▶ [Given instruction] Reproduce every entry exactly as shown.

▶ [Records to use]
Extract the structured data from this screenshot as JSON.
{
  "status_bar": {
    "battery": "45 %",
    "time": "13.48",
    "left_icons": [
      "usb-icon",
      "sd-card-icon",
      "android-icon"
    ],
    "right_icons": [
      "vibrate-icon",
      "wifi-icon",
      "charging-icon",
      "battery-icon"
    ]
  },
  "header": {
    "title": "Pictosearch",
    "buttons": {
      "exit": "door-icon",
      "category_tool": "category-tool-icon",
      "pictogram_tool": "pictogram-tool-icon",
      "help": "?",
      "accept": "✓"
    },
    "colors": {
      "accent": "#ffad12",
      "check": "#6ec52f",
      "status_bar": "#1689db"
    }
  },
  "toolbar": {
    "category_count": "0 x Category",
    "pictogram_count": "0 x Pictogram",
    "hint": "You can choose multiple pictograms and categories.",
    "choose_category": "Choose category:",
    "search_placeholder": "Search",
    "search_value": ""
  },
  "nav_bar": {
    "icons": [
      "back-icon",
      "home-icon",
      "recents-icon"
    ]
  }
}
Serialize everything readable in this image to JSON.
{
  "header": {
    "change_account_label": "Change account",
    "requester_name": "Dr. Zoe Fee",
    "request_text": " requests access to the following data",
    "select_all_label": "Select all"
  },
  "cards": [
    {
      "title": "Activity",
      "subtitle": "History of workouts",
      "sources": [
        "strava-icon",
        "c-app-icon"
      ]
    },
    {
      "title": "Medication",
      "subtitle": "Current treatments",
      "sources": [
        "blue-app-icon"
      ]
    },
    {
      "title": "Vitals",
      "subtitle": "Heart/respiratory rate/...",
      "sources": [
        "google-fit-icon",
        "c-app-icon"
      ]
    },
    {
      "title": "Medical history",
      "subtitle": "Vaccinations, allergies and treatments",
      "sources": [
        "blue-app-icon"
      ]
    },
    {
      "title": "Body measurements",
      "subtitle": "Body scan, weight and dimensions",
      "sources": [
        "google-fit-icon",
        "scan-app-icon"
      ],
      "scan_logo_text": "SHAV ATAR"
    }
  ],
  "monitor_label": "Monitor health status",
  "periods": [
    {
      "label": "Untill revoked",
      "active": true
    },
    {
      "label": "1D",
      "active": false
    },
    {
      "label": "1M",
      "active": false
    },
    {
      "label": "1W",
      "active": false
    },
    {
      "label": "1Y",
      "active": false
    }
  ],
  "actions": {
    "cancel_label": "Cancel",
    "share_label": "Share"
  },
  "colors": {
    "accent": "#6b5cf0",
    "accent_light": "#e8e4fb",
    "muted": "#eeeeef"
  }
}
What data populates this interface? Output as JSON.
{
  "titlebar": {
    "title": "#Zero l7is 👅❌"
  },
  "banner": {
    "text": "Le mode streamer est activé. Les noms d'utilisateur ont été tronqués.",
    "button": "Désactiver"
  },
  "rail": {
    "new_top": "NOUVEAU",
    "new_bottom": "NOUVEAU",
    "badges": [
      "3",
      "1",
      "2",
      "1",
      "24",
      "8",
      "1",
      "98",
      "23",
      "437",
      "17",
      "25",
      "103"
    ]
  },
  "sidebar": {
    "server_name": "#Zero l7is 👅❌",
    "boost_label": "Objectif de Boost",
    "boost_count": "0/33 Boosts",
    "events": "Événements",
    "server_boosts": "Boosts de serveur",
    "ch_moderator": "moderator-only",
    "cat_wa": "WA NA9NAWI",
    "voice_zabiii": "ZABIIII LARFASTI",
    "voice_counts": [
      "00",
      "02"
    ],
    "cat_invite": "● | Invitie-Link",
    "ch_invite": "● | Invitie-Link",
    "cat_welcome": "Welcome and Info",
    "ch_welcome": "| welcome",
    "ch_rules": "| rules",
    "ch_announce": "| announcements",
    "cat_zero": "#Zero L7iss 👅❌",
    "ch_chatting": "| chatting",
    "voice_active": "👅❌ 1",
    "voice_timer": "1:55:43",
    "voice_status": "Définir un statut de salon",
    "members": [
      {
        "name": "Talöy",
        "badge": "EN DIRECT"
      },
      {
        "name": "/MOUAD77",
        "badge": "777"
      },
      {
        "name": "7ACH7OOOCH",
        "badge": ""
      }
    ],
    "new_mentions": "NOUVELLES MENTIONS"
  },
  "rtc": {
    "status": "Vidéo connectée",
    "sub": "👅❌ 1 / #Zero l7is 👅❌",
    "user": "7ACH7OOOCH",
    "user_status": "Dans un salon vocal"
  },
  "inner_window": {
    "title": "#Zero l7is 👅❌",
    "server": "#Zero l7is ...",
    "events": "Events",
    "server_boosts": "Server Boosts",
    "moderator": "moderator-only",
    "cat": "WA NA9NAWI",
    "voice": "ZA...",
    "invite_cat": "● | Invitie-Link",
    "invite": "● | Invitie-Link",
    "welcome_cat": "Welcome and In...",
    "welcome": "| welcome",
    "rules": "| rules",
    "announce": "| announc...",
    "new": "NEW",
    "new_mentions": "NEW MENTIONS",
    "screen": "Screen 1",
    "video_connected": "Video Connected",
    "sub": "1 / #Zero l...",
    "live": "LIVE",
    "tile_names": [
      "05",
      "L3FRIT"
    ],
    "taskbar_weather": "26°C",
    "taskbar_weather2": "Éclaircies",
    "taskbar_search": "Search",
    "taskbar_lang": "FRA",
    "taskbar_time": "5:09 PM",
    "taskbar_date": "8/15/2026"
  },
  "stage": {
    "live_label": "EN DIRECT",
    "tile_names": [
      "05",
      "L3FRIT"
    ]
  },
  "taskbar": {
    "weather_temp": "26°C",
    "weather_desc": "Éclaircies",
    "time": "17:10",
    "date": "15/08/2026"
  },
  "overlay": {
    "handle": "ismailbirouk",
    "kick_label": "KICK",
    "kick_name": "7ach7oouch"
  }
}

▶ [Worked answer]
Extract the structured data from this screenshot as JSON.
{
  "status_bar": {
    "battery": "45 %",
    "time": "13.48",
    "left_icons": [
      "usb-icon",
      "sd-card-icon",
      "android-icon"
    ],
    "right_icons": [
      "vibrate-icon",
      "wifi-icon",
      "charging-icon",
      "battery-icon"
    ]
  },
  "header": {
    "title": "Pictosearch",
    "buttons": {
      "exit": "door-icon",
      "category_tool": "category-tool-icon",
      "pictogram_tool": "pictogram-tool-icon",
      "help": "?",
      "accept": "✓"
    },
    "colors": {
      "accent": "#ffad12",
      "check": "#6ec52f",
      "status_bar": "#1689db"
    }
  },
  "toolbar": {
    "category_count": "0 x Category",
    "pictogram_count": "0 x Pictogram",
    "hint": "You can choose multiple pictograms and categories.",
    "choose_category": "Choose category:",
    "search_placeholder": "Search",
    "search_value": ""
  },
  "nav_bar": {
    "icons": [
      "back-icon",
      "home-icon",
      "recents-icon"
    ]
  }
}
Serialize everything readable in this image to JSON.
{
  "header": {
    "change_account_label": "Change account",
    "requester_name": "Dr. Zoe Fee",
    "request_text": " requests access to the following data",
    "select_all_label": "Select all"
  },
  "cards": [
    {
      "title": "Activity",
      "subtitle": "History of workouts",
      "sources": [
        "strava-icon",
        "c-app-icon"
      ]
    },
    {
      "title": "Medication",
      "subtitle": "Current treatments",
      "sources": [
        "blue-app-icon"
      ]
    },
    {
      "title": "Vitals",
      "subtitle": "Heart/respiratory rate/...",
      "sources": [
        "google-fit-icon",
        "c-app-icon"
      ]
    },
    {
      "title": "Medical history",
      "subtitle": "Vaccinations, allergies and treatments",
      "sources": [
        "blue-app-icon"
      ]
    },
    {
      "title": "Body measurements",
      "subtitle": "Body scan, weight and dimensions",
      "sources": [
        "google-fit-icon",
        "scan-app-icon"
      ],
      "scan_logo_text": "SHAV ATAR"
    }
  ],
  "monitor_label": "Monitor health status",
  "periods": [
    {
      "label": "Untill revoked",
      "active": true
    },
    {
      "label": "1D",
      "active": false
    },
    {
      "label": "1M",
      "active": false
    },
    {
      "label": "1W",
      "active": false
    },
    {
      "label": "1Y",
      "active": false
    }
  ],
  "actions": {
    "cancel_label": "Cancel",
    "share_label": "Share"
  },
  "colors": {
    "accent": "#6b5cf0",
    "accent_light": "#e8e4fb",
    "muted": "#eeeeef"
  }
}
What data populates this interface? Output as JSON.
{
  "titlebar": {
    "title": "#Zero l7is 👅❌"
  },
  "banner": {
    "text": "Le mode streamer est activé. Les noms d'utilisateur ont été tronqués.",
    "button": "Désactiver"
  },
  "rail": {
    "new_top": "NOUVEAU",
    "new_bottom": "NOUVEAU",
    "badges": [
      "3",
      "1",
      "2",
      "1",
      "24",
      "8",
      "1",
      "98",
      "23",
      "437",
      "17",
      "25",
      "103"
    ]
  },
  "sidebar": {
    "server_name": "#Zero l7is 👅❌",
    "boost_label": "Objectif de Boost",
    "boost_count": "0/33 Boosts",
    "events": "Événements",
    "server_boosts": "Boosts de serveur",
    "ch_moderator": "moderator-only",
    "cat_wa": "WA NA9NAWI",
    "voice_zabiii": "ZABIIII LARFASTI",
    "voice_counts": [
      "00",
      "02"
    ],
    "cat_invite": "● | Invitie-Link",
    "ch_invite": "● | Invitie-Link",
    "cat_welcome": "Welcome and Info",
    "ch_welcome": "| welcome",
    "ch_rules": "| rules",
    "ch_announce": "| announcements",
    "cat_zero": "#Zero L7iss 👅❌",
    "ch_chatting": "| chatting",
    "voice_active": "👅❌ 1",
    "voice_timer": "1:55:43",
    "voice_status": "Définir un statut de salon",
    "members": [
      {
        "name": "Talöy",
        "badge": "EN DIRECT"
      },
      {
        "name": "/MOUAD77",
        "badge": "777"
      },
      {
        "name": "7ACH7OOOCH",
        "badge": ""
      }
    ],
    "new_mentions": "NOUVELLES MENTIONS"
  },
  "rtc": {
    "status": "Vidéo connectée",
    "sub": "👅❌ 1 / #Zero l7is 👅❌",
    "user": "7ACH7OOOCH",
    "user_status": "Dans un salon vocal"
  },
  "inner_window": {
    "title": "#Zero l7is 👅❌",
    "server": "#Zero l7is ...",
    "events": "Events",
    "server_boosts": "Server Boosts",
    "moderator": "moderator-only",
    "cat": "WA NA9NAWI",
    "voice": "ZA...",
    "invite_cat": "● | Invitie-Link",
    "invite": "● | Invitie-Link",
    "welcome_cat": "Welcome and In...",
    "welcome": "| welcome",
    "rules": "| rules",
    "announce": "| announc...",
    "new": "NEW",
    "new_mentions": "NEW MENTIONS",
    "screen": "Screen 1",
    "video_connected": "Video Connected",
    "sub": "1 / #Zero l...",
    "live": "LIVE",
    "tile_names": [
      "05",
      "L3FRIT"
    ],
    "taskbar_weather": "26°C",
    "taskbar_weather2": "Éclaircies",
    "taskbar_search": "Search",
    "taskbar_lang": "FRA",
    "taskbar_time": "5:09 PM",
    "taskbar_date": "8/15/2026"
  },
  "stage": {
    "live_label": "EN DIRECT",
    "tile_names": [
      "05",
      "L3FRIT"
    ]
  },
  "taskbar": {
    "weather_temp": "26°C",
    "weather_desc": "Éclaircies",
    "time": "17:10",
    "date": "15/08/2026"
  },
  "overlay": {
    "handle": "ismailbirouk",
    "kick_label": "KICK",
    "kick_name": "7ach7oouch"
  }
}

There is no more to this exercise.